◆ **Texto de referência**
31 março 2011

O menino que sabia voar

Pequeno John me ajudando a sair do chão... sem asas!


“...porque o vôo já nasce dentro dos pássaros.
O vôo não pode ser ensinado. Só pode ser encorajado”.
Rubem Alves


Quando o João nasceu foi uma festa. Papai dizia que ele era o homenzinho da casa. Mamãe dizia que ele era seu maior tesouro. E vovó dizia que ele era seu coração. E ele era mesmo tudo isso. E era também diferente de todas as outras crianças. O João não cresceu como os outros meninos - ele aprendia as coisas de um jeito diferente. Mas depois que aprendia, não esquecia nunca mais! Exemplo? João aprendeu a andar do seu jeito: um passo de cada vez, um passo por dia, 365 pequenos passos por ano... cada passo valendo uma corrida inteirinha prá gente! E quando finalmente todos os passos ficaram completos, os pés do João ganharam asas!

◆ **Linhas apresentadas**
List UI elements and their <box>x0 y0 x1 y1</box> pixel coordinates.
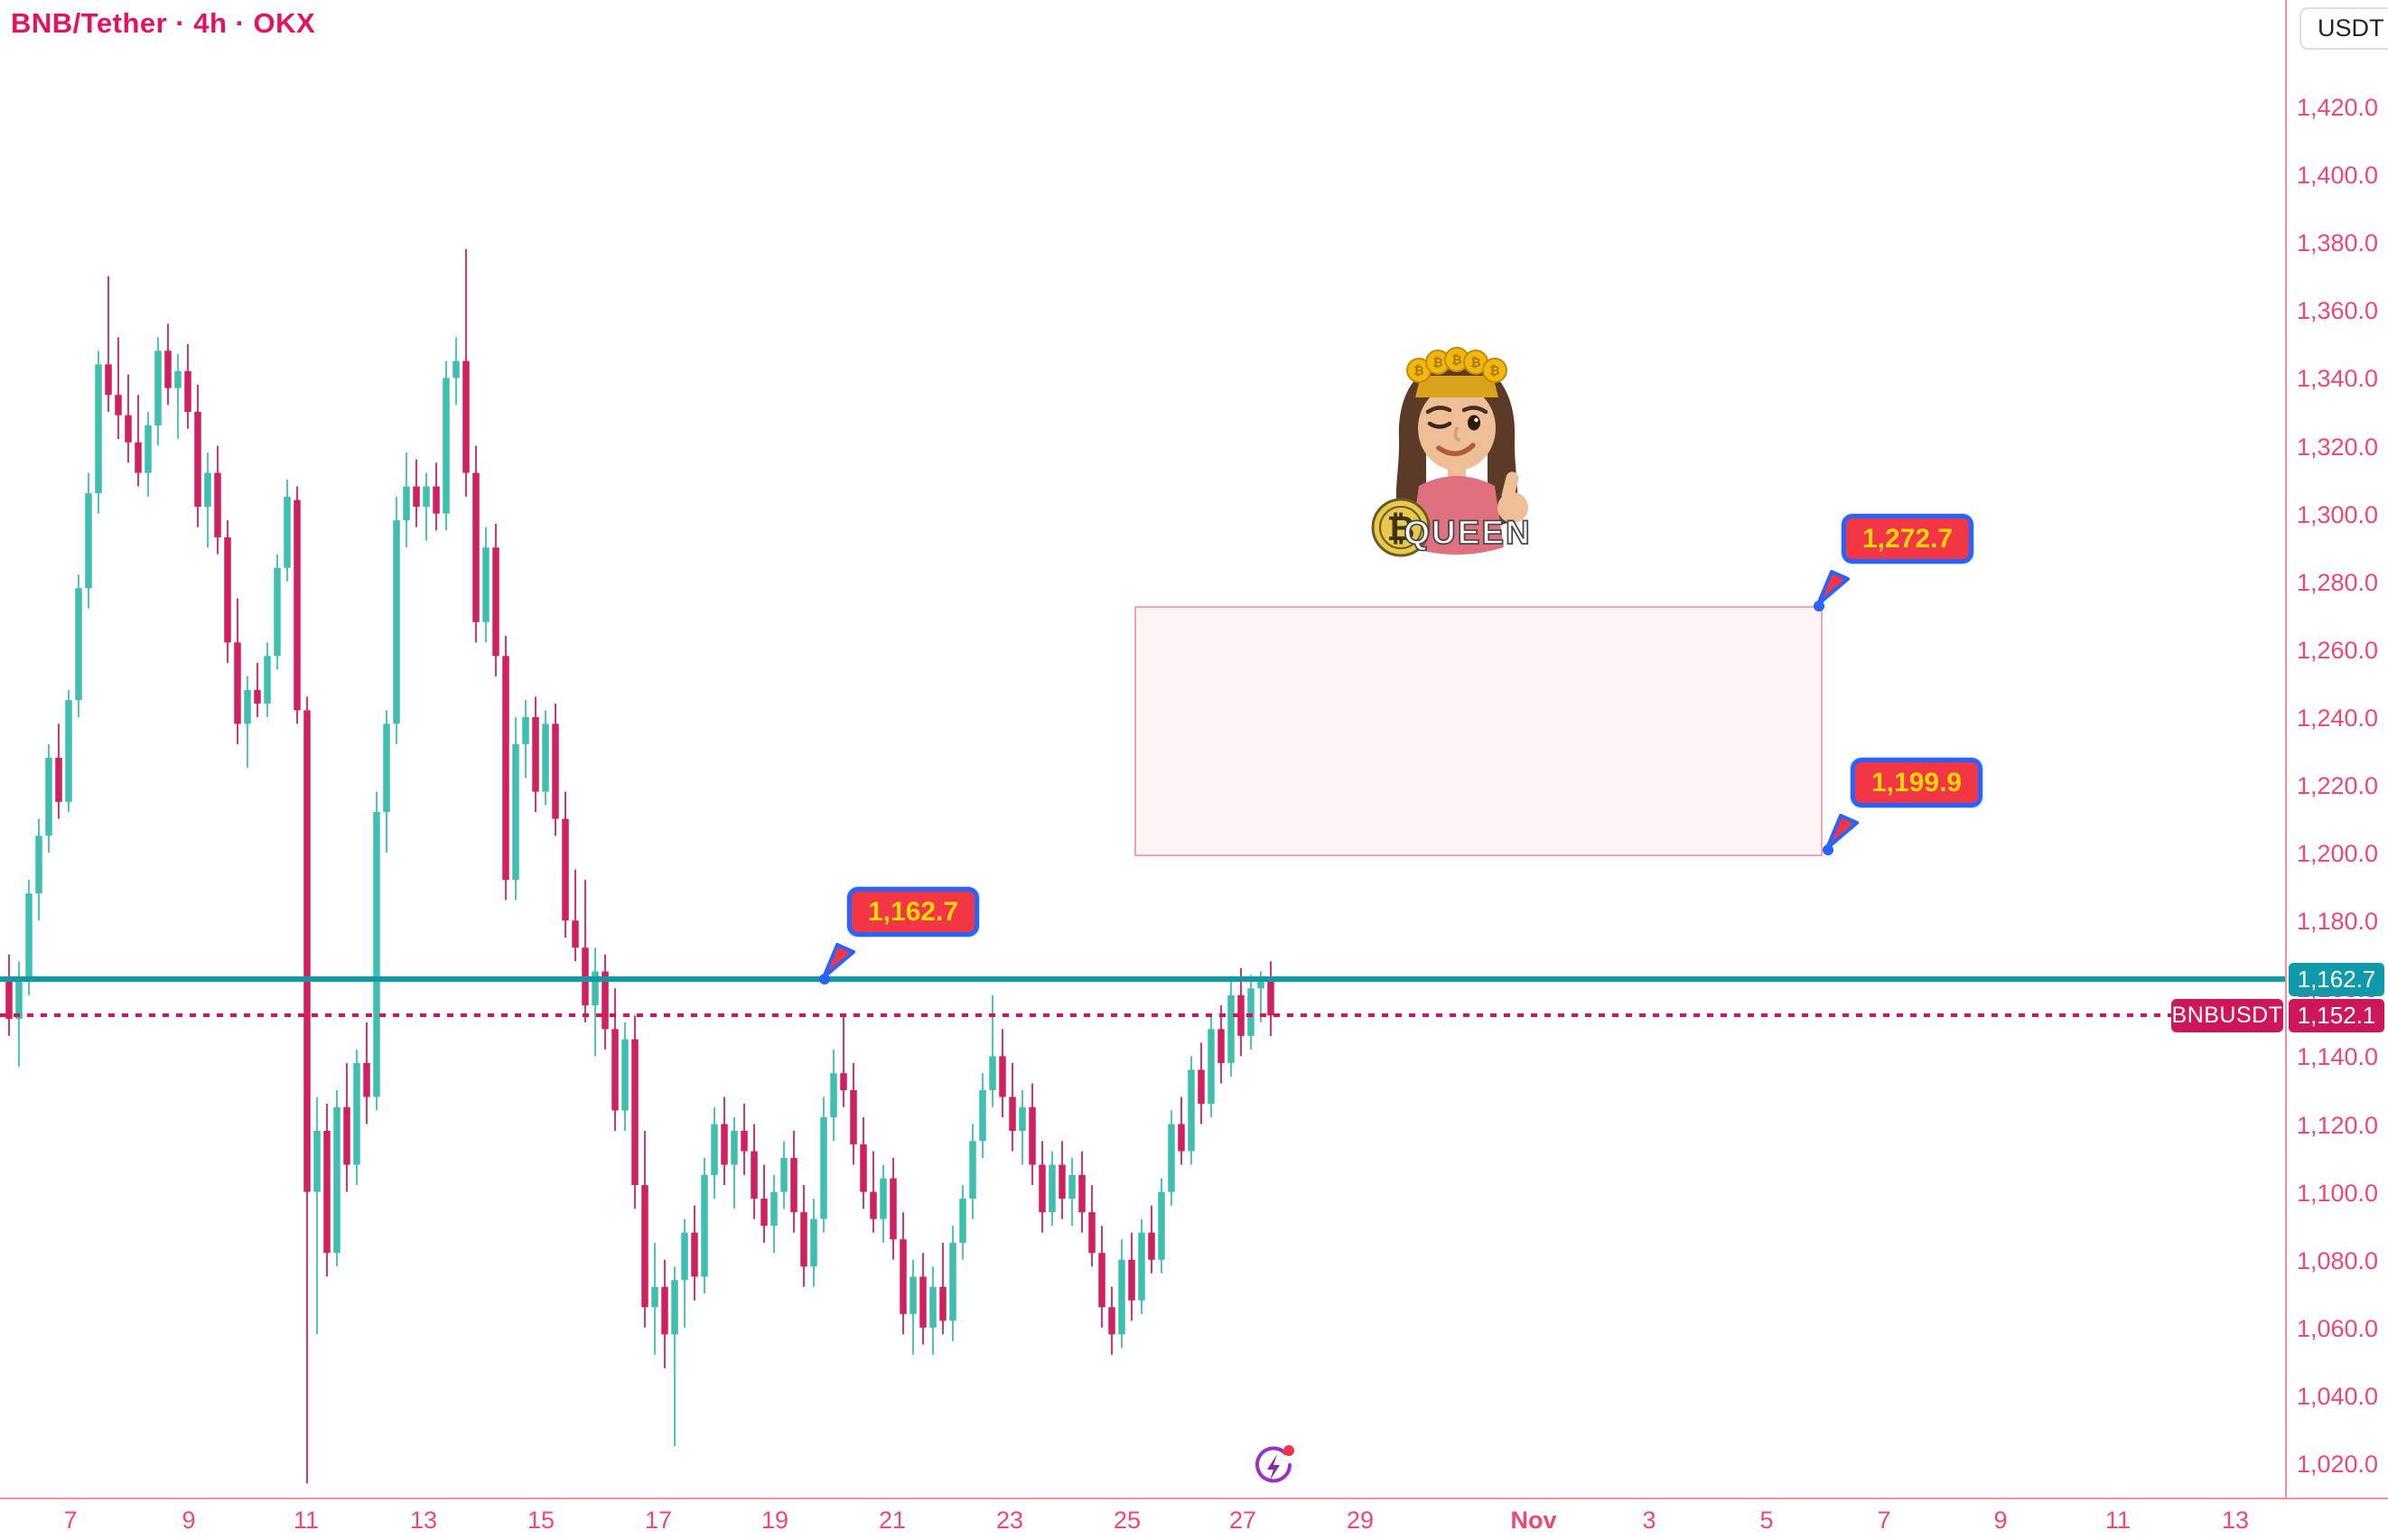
currency-toggle-button[interactable]: USDT <box>2299 7 2388 50</box>
last-price-badge: 1,152.1 <box>2289 998 2384 1032</box>
callout-tail <box>1825 814 1859 851</box>
price-axis-label: 1,140.0 <box>2296 1043 2379 1071</box>
price-axis-label: 1,320.0 <box>2296 433 2379 461</box>
svg-text:₿: ₿ <box>1413 364 1423 378</box>
callout-anchor-dot[interactable] <box>819 974 830 985</box>
price-callout-1199[interactable]: 1,199.9 <box>1851 758 1983 808</box>
price-callout-1272[interactable]: 1,272.7 <box>1842 514 1974 565</box>
price-axis-label: 1,280.0 <box>2296 568 2379 596</box>
price-axis-label: 1,080.0 <box>2296 1246 2379 1274</box>
callout-anchor-dot[interactable] <box>1823 845 1833 856</box>
time-axis[interactable]: 7 9 11 13 15 17 19 21 23 25 27 29 Nov 3 5 7 9 11 13 <box>0 1499 2388 1540</box>
date-axis-label: 17 <box>644 1507 673 1534</box>
date-axis-label: 25 <box>1113 1507 1142 1534</box>
callout-anchor-dot[interactable] <box>1814 601 1824 612</box>
price-axis-label: 1,420.0 <box>2296 94 2379 121</box>
price-axis-label: 1,120.0 <box>2296 1111 2379 1139</box>
last-price-dotted-line <box>0 1013 2285 1017</box>
price-axis-separator <box>2285 0 2287 1498</box>
svg-text:₿: ₿ <box>1451 353 1461 368</box>
date-axis-label: 27 <box>1228 1507 1257 1534</box>
symbol-tag: BNBUSDT <box>2171 998 2283 1032</box>
date-axis-label: 5 <box>1759 1507 1774 1534</box>
date-axis-label: 7 <box>1877 1507 1891 1534</box>
date-axis-label: 11 <box>2104 1507 2131 1534</box>
candlestick-series[interactable] <box>0 0 2285 1498</box>
price-axis-label: 1,220.0 <box>2296 772 2379 799</box>
price-axis-label: 1,040.0 <box>2296 1382 2379 1410</box>
date-axis-label: 13 <box>2221 1507 2250 1534</box>
date-axis-label: 29 <box>1346 1507 1375 1534</box>
price-axis-label: 1,380.0 <box>2296 229 2379 257</box>
price-axis-label: 1,060.0 <box>2296 1314 2379 1342</box>
price-axis-label: 1,100.0 <box>2296 1179 2379 1207</box>
price-callout-1162[interactable]: 1,162.7 <box>847 887 980 938</box>
svg-text:₿: ₿ <box>1489 364 1499 378</box>
svg-text:₿: ₿ <box>1432 356 1442 370</box>
price-axis-label: 1,200.0 <box>2296 840 2379 868</box>
price-axis-label: 1,240.0 <box>2296 704 2379 732</box>
price-axis-label: 1,260.0 <box>2296 636 2379 664</box>
date-axis-label: 11 <box>293 1507 320 1534</box>
price-axis-label: 1,300.0 <box>2296 500 2379 528</box>
date-axis-label: Nov <box>1510 1507 1557 1534</box>
svg-text:₿: ₿ <box>1470 356 1480 370</box>
date-axis-label: 7 <box>63 1507 78 1534</box>
date-axis-label: 3 <box>1642 1507 1656 1534</box>
chart-pane[interactable]: BNB/Tether · 4h · OKX 1,162.7 1,272.7 1,… <box>0 0 2285 1498</box>
symbol-title: BNB/Tether · 4h · OKX <box>11 7 316 39</box>
price-axis-label: 1,020.0 <box>2296 1451 2379 1478</box>
callout-tail <box>822 943 855 980</box>
queen-emoji-image: ₿ ₿ ₿ ₿ ₿ ₿ QUEEN <box>1371 347 1532 557</box>
date-axis-label: 9 <box>1993 1507 2008 1534</box>
queen-text: QUEEN <box>1404 514 1532 551</box>
date-axis-label: 23 <box>995 1507 1024 1534</box>
date-axis-label: 15 <box>527 1507 555 1534</box>
date-axis-label: 9 <box>182 1507 196 1534</box>
price-axis-label: 1,360.0 <box>2296 297 2379 325</box>
btc-symbol: ₿ <box>1387 509 1415 548</box>
callout-tail <box>1816 570 1850 607</box>
price-axis-label: 1,180.0 <box>2296 908 2379 936</box>
price-axis-label: 1,400.0 <box>2296 162 2379 190</box>
price-axis-label: 1,340.0 <box>2296 365 2379 393</box>
target-zone-rectangle[interactable] <box>1134 606 1823 857</box>
date-axis-label: 13 <box>409 1507 438 1534</box>
queen-sticker[interactable]: ₿ ₿ ₿ ₿ ₿ ₿ QUEEN <box>1367 338 1547 564</box>
price-axis[interactable]: 1,420.0 1,400.0 1,380.0 1,360.0 1,340.0 1,320… <box>2287 0 2388 1498</box>
date-axis-label: 19 <box>760 1507 789 1534</box>
event-lightning-icon[interactable] <box>1250 1442 1297 1492</box>
time-axis-separator <box>0 1498 2388 1499</box>
resistance-price-badge: 1,162.7 <box>2289 963 2384 997</box>
date-axis-label: 21 <box>878 1507 907 1534</box>
resistance-line[interactable] <box>0 976 2285 983</box>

◆ **Exercícios**
A) Enumere, com base no texto sobre o menino João, todas as expressões que os familiares usam para dizer o que João era, indicando quem diz cada uma.
B) Responda, de acordo com o texto sobre o menino João:
(i) A quem é atribuída a citação sobre o voo dos pássaros?
(ii) Segundo essa citação, o que se pode fazer com o voo, já que ele não pode ser ensinado?
(iii) Quantos pequenos passos por ano João dava ao aprender a andar?
C) Transcreva do texto sobre o menino João tudo o que vai desde "Quando o João" até "João ganharam asas!".
As linhas provêm de uma fonte diferente da do texto.

◆ **Respostas por exercício**
A)
Papai: "o homenzinho da casa"
Mamãe: "seu maior tesouro"
Vovó: "seu coração"

B)
(i) A Rubem Alves.
(ii) Ele só pode ser encorajado.
(iii) 365 pequenos passos por ano.

C)
Quando o João nasceu foi uma festa. Papai dizia que ele era o homenzinho da casa. Mamãe dizia que ele era seu maior tesouro. E vovó dizia que ele era seu coração. E ele era mesmo tudo isso. E era também diferente de todas as outras crianças. O João não cresceu como os outros meninos - ele aprendia as coisas de um jeito diferente. Mas depois que aprendia, não esquecia nunca mais! Exemplo? João aprendeu a andar do seu jeito: um passo de cada vez, um passo por dia, 365 pequenos passos por ano... cada passo valendo uma corrida inteirinha prá gente! E quando finalmente todos os passos ficaram completos, os pés do João ganharam asas!